• _THE EXERCISE_
Below is some material; set it all down exactly, apart from the pictures.

(Dataset entries on figures)
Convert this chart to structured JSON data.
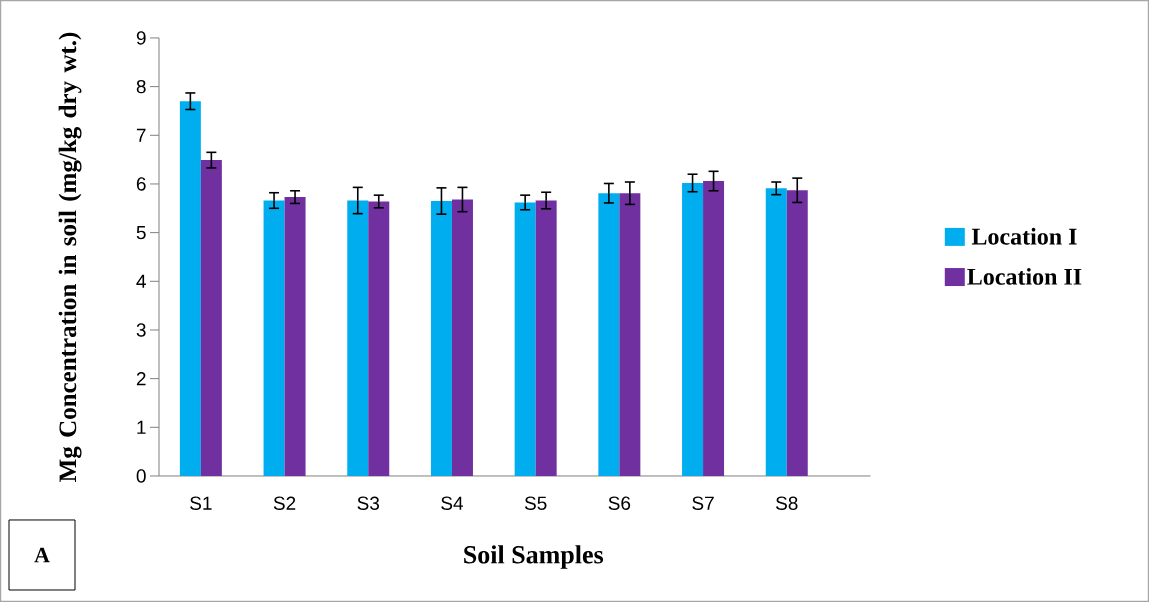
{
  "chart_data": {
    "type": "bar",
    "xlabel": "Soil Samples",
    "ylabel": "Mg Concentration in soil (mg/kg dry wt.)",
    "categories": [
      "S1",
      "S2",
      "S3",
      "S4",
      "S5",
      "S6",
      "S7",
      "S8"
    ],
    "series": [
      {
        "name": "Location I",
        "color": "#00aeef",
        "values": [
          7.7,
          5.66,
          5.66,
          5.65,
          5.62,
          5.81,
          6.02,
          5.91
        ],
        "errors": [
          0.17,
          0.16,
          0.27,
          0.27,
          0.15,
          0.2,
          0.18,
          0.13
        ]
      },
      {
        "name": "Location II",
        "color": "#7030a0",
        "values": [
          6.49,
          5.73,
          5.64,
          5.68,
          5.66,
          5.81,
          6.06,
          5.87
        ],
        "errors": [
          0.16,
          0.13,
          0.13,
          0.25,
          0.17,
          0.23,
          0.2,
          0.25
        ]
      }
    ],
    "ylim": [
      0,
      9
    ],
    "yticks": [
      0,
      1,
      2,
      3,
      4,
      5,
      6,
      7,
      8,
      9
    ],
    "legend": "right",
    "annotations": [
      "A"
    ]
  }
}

• _TASK OUTPUT_
Convert this chart to structured JSON data.
{
  "chart_data": {
    "type": "bar",
    "xlabel": "Soil Samples",
    "ylabel": "Mg Concentration in soil (mg/kg dry wt.)",
    "categories": [
      "S1",
      "S2",
      "S3",
      "S4",
      "S5",
      "S6",
      "S7",
      "S8"
    ],
    "series": [
      {
        "name": "Location I",
        "color": "#00aeef",
        "values": [
          7.7,
          5.66,
          5.66,
          5.65,
          5.62,
          5.81,
          6.02,
          5.91
        ],
        "errors": [
          0.17,
          0.16,
          0.27,
          0.27,
          0.15,
          0.2,
          0.18,
          0.13
        ]
      },
      {
        "name": "Location II",
        "color": "#7030a0",
        "values": [
          6.49,
          5.73,
          5.64,
          5.68,
          5.66,
          5.81,
          6.06,
          5.87
        ],
        "errors": [
          0.16,
          0.13,
          0.13,
          0.25,
          0.17,
          0.23,
          0.2,
          0.25
        ]
      }
    ],
    "ylim": [
      0,
      9
    ],
    "yticks": [
      0,
      1,
      2,
      3,
      4,
      5,
      6,
      7,
      8,
      9
    ],
    "legend": "right",
    "annotations": [
      "A"
    ]
  }
}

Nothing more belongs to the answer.